WRITTEN INSTRUCTION »
Your task is to restate the data word for word.

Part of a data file
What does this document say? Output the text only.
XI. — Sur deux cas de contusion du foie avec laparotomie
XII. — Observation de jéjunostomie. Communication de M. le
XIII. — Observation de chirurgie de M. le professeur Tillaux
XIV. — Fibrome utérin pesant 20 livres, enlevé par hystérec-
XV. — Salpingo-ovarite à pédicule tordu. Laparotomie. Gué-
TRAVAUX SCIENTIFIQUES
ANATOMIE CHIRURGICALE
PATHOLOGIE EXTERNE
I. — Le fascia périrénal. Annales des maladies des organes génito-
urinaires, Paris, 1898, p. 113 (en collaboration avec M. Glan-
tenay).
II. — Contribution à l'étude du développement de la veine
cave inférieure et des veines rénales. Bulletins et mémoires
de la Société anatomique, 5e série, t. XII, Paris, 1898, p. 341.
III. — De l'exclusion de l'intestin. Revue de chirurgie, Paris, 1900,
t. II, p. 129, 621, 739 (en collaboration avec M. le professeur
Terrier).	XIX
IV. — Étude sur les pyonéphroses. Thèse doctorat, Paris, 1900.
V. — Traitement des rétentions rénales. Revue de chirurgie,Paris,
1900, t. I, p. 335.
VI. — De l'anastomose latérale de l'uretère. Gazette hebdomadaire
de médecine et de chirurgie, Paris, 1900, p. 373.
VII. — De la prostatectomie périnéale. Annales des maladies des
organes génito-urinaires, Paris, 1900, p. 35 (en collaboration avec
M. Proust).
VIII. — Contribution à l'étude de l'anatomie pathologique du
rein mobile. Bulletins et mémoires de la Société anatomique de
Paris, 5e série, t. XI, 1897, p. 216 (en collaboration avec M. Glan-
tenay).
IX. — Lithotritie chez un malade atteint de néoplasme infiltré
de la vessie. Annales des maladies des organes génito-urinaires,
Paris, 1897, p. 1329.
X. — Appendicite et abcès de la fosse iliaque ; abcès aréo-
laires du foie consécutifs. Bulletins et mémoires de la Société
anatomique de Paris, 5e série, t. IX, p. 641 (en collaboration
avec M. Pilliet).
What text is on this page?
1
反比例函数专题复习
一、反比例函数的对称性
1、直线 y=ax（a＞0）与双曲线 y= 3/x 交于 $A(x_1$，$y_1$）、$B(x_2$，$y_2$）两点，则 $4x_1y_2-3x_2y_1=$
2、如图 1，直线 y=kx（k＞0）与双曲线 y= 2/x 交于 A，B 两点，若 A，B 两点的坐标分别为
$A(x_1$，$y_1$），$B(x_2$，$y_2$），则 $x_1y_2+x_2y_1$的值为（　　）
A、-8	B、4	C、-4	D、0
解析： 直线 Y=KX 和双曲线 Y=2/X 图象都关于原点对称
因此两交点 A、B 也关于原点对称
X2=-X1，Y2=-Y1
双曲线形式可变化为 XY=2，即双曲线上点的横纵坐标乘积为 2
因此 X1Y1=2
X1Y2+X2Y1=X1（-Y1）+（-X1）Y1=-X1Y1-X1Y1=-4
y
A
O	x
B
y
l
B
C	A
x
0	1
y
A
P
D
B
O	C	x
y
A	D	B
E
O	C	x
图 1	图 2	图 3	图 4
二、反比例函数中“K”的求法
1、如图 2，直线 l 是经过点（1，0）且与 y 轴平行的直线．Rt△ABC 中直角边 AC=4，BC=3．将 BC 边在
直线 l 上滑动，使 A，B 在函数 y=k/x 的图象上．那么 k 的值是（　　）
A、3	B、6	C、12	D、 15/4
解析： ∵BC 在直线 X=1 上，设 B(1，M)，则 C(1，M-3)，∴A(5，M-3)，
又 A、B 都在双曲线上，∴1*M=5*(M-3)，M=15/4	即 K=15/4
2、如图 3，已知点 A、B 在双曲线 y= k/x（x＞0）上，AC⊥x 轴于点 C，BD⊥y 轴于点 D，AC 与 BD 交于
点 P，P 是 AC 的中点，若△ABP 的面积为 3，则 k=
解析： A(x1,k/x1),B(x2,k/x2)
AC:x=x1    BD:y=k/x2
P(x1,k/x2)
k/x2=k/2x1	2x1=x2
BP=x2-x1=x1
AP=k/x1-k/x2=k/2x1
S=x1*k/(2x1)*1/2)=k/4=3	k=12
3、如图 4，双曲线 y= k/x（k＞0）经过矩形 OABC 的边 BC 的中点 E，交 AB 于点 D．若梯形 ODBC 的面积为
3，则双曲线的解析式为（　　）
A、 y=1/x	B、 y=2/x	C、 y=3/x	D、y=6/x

TASK RESPONSE »
What does this document say? Output the text only.
XI. — Sur deux cas de contusion du foie avec laparotomie
XII. — Observation de jéjunostomie. Communication de M. le
XIII. — Observation de chirurgie de M. le professeur Tillaux
XIV. — Fibrome utérin pesant 20 livres, enlevé par hystérec-
XV. — Salpingo-ovarite à pédicule tordu. Laparotomie. Gué-
TRAVAUX SCIENTIFIQUES
ANATOMIE CHIRURGICALE
PATHOLOGIE EXTERNE
I. — Le fascia périrénal. Annales des maladies des organes génito-
urinaires, Paris, 1898, p. 113 (en collaboration avec M. Glan-
tenay).
II. — Contribution à l'étude du développement de la veine
cave inférieure et des veines rénales. Bulletins et mémoires
de la Société anatomique, 5e série, t. XII, Paris, 1898, p. 341.
III. — De l'exclusion de l'intestin. Revue de chirurgie, Paris, 1900,
t. II, p. 129, 621, 739 (en collaboration avec M. le professeur
Terrier).	XIX
IV. — Étude sur les pyonéphroses. Thèse doctorat, Paris, 1900.
V. — Traitement des rétentions rénales. Revue de chirurgie,Paris,
1900, t. I, p. 335.
VI. — De l'anastomose latérale de l'uretère. Gazette hebdomadaire
de médecine et de chirurgie, Paris, 1900, p. 373.
VII. — De la prostatectomie périnéale. Annales des maladies des
organes génito-urinaires, Paris, 1900, p. 35 (en collaboration avec
M. Proust).
VIII. — Contribution à l'étude de l'anatomie pathologique du
rein mobile. Bulletins et mémoires de la Société anatomique de
Paris, 5e série, t. XI, 1897, p. 216 (en collaboration avec M. Glan-
tenay).
IX. — Lithotritie chez un malade atteint de néoplasme infiltré
de la vessie. Annales des maladies des organes génito-urinaires,
Paris, 1897, p. 1329.
X. — Appendicite et abcès de la fosse iliaque ; abcès aréo-
laires du foie consécutifs. Bulletins et mémoires de la Société
anatomique de Paris, 5e série, t. IX, p. 641 (en collaboration
avec M. Pilliet).
What text is on this page?
1
反比例函数专题复习
一、反比例函数的对称性
1、直线 y=ax（a＞0）与双曲线 y= 3/x 交于 $A(x_1$，$y_1$）、$B(x_2$，$y_2$）两点，则 $4x_1y_2-3x_2y_1=$
2、如图 1，直线 y=kx（k＞0）与双曲线 y= 2/x 交于 A，B 两点，若 A，B 两点的坐标分别为
$A(x_1$，$y_1$），$B(x_2$，$y_2$），则 $x_1y_2+x_2y_1$的值为（　　）
A、-8	B、4	C、-4	D、0
解析： 直线 Y=KX 和双曲线 Y=2/X 图象都关于原点对称
因此两交点 A、B 也关于原点对称
X2=-X1，Y2=-Y1
双曲线形式可变化为 XY=2，即双曲线上点的横纵坐标乘积为 2
因此 X1Y1=2
X1Y2+X2Y1=X1（-Y1）+（-X1）Y1=-X1Y1-X1Y1=-4
y
A
O	x
B
y
l
B
C	A
x
0	1
y
A
P
D
B
O	C	x
y
A	D	B
E
O	C	x
图 1	图 2	图 3	图 4
二、反比例函数中“K”的求法
1、如图 2，直线 l 是经过点（1，0）且与 y 轴平行的直线．Rt△ABC 中直角边 AC=4，BC=3．将 BC 边在
直线 l 上滑动，使 A，B 在函数 y=k/x 的图象上．那么 k 的值是（　　）
A、3	B、6	C、12	D、 15/4
解析： ∵BC 在直线 X=1 上，设 B(1，M)，则 C(1，M-3)，∴A(5，M-3)，
又 A、B 都在双曲线上，∴1*M=5*(M-3)，M=15/4	即 K=15/4
2、如图 3，已知点 A、B 在双曲线 y= k/x（x＞0）上，AC⊥x 轴于点 C，BD⊥y 轴于点 D，AC 与 BD 交于
点 P，P 是 AC 的中点，若△ABP 的面积为 3，则 k=
解析： A(x1,k/x1),B(x2,k/x2)
AC:x=x1    BD:y=k/x2
P(x1,k/x2)
k/x2=k/2x1	2x1=x2
BP=x2-x1=x1
AP=k/x1-k/x2=k/2x1
S=x1*k/(2x1)*1/2)=k/4=3	k=12
3、如图 4，双曲线 y= k/x（k＞0）经过矩形 OABC 的边 BC 的中点 E，交 AB 于点 D．若梯形 ODBC 的面积为
3，则双曲线的解析式为（　　）
A、 y=1/x	B、 y=2/x	C、 y=3/x	D、y=6/x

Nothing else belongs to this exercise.